■ TASK INPUTS ■

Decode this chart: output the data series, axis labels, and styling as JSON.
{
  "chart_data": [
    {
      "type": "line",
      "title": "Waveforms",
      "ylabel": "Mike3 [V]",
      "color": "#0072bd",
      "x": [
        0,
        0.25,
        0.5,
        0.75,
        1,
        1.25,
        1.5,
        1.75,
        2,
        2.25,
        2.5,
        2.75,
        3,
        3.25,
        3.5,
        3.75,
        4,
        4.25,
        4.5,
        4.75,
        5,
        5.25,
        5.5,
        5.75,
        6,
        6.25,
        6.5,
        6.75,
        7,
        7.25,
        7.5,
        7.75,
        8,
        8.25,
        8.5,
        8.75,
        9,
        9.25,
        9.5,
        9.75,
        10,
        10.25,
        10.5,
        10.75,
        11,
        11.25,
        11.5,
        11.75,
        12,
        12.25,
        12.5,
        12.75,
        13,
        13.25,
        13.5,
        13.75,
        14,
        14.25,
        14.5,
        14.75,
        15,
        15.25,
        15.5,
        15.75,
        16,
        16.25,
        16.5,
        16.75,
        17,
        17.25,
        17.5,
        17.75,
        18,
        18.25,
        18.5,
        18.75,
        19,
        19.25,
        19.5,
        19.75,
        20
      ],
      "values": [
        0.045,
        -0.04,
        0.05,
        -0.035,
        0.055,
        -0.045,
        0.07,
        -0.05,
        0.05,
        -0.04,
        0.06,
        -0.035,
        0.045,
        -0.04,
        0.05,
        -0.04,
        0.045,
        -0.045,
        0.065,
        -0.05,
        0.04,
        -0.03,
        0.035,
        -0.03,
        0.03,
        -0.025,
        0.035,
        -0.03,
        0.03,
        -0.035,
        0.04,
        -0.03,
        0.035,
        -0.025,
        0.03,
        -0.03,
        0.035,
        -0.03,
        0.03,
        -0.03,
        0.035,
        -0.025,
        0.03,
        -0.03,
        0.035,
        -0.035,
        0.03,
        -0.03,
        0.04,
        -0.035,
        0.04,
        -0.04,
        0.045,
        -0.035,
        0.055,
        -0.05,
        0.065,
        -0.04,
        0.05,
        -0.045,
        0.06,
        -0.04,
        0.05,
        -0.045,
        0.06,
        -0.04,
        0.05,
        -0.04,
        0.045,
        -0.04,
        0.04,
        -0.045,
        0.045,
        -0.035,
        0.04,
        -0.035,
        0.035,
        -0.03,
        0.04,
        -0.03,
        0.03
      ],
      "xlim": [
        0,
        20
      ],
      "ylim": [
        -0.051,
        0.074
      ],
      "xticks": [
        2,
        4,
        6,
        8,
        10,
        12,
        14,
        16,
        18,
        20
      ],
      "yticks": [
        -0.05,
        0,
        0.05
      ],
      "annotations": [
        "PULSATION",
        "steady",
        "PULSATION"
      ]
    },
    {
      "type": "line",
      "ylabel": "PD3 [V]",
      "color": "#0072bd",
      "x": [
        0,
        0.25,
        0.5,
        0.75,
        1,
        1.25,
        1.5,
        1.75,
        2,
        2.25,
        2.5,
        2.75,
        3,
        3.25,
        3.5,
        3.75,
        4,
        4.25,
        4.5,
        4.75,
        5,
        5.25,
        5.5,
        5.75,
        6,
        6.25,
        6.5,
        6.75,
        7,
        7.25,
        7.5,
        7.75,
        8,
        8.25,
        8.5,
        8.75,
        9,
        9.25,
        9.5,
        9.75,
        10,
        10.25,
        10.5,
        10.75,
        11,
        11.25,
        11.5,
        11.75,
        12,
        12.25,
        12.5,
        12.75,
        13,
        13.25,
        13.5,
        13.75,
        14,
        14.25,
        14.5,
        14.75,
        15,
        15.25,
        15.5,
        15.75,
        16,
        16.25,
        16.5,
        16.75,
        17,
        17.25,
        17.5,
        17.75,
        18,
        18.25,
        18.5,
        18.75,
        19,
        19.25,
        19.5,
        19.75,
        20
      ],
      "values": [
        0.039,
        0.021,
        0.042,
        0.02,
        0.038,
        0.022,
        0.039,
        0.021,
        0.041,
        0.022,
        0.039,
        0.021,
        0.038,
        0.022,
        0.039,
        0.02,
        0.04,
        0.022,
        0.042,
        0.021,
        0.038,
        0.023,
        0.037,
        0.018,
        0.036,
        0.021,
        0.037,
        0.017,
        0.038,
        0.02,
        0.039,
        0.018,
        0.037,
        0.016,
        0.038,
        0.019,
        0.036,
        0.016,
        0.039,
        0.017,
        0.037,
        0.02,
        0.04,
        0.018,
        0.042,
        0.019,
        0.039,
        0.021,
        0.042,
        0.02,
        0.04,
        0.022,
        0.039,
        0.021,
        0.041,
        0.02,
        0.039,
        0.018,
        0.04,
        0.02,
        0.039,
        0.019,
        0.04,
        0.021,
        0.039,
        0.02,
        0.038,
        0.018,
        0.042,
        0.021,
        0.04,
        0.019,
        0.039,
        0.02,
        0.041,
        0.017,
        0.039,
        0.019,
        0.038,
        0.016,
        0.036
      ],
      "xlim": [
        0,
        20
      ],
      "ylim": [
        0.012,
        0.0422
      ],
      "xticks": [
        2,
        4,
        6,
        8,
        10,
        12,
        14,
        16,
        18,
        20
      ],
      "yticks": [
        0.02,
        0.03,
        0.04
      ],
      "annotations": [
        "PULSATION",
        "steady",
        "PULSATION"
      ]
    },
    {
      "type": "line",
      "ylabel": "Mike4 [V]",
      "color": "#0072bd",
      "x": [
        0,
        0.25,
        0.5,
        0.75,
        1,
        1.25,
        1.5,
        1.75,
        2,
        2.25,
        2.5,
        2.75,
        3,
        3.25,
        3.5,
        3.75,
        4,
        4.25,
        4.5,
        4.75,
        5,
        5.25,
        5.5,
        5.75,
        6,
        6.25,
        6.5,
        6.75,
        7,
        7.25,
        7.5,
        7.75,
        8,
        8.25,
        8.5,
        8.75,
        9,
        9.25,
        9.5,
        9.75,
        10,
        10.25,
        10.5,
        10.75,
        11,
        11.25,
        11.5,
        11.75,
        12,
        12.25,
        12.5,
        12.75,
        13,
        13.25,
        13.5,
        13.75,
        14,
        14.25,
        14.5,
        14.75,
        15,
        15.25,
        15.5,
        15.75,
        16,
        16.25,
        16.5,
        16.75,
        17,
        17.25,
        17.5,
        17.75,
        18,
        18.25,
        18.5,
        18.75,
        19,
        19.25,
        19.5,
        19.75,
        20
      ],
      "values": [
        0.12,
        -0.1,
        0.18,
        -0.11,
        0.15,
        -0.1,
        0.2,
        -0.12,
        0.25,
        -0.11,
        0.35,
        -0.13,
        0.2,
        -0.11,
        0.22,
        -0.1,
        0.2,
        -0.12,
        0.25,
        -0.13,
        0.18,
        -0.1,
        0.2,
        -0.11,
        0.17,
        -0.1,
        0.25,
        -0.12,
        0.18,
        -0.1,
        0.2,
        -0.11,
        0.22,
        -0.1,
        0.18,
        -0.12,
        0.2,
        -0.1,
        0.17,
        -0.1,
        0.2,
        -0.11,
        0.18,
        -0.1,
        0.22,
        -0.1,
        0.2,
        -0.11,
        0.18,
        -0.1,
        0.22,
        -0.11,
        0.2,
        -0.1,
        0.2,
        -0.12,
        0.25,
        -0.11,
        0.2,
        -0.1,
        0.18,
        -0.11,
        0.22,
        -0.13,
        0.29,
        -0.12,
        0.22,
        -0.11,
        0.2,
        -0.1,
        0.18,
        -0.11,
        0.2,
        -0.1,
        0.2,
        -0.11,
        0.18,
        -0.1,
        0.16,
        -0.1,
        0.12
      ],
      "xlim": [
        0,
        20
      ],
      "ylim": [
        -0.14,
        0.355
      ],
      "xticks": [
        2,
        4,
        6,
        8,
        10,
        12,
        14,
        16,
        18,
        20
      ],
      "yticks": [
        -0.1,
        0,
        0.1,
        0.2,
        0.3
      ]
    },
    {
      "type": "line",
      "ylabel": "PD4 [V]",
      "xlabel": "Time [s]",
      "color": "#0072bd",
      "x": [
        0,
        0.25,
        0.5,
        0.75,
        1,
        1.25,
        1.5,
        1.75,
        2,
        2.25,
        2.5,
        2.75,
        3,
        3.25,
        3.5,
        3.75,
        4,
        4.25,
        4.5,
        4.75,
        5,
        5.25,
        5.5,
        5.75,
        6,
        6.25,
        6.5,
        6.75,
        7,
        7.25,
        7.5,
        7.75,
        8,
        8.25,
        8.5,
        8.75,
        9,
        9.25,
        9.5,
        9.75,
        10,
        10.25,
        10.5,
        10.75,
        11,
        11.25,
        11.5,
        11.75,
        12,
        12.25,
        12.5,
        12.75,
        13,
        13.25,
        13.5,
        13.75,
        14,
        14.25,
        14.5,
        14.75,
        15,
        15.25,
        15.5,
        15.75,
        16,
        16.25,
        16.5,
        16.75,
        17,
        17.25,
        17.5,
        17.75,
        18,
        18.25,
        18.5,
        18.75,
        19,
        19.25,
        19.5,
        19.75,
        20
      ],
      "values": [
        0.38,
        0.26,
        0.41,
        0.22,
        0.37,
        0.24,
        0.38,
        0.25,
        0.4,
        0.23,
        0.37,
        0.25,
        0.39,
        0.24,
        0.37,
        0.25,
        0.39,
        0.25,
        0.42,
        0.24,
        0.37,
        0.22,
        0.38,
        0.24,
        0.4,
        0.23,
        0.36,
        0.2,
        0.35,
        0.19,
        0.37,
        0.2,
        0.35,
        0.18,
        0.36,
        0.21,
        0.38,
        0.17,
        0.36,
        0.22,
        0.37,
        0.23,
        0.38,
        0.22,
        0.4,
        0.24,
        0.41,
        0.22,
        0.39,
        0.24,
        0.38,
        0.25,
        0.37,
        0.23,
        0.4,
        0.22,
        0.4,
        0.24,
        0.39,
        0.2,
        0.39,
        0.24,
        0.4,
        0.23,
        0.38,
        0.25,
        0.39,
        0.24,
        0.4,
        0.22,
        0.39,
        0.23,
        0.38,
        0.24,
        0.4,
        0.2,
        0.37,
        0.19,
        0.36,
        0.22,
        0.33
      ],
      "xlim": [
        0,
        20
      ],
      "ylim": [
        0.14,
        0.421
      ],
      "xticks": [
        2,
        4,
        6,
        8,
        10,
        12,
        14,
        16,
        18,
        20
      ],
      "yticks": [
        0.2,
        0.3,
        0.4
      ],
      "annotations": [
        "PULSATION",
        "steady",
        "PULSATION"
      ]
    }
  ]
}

■ TASK BRIEF ■
Take each line of the material that contains the word "ylabel" and list it.

■ PROBLEM SOLUTION ■
      "ylabel": "Mike3 [V]",
      "ylabel": "PD3 [V]",
      "ylabel": "Mike4 [V]",
      "ylabel": "PD4 [V]",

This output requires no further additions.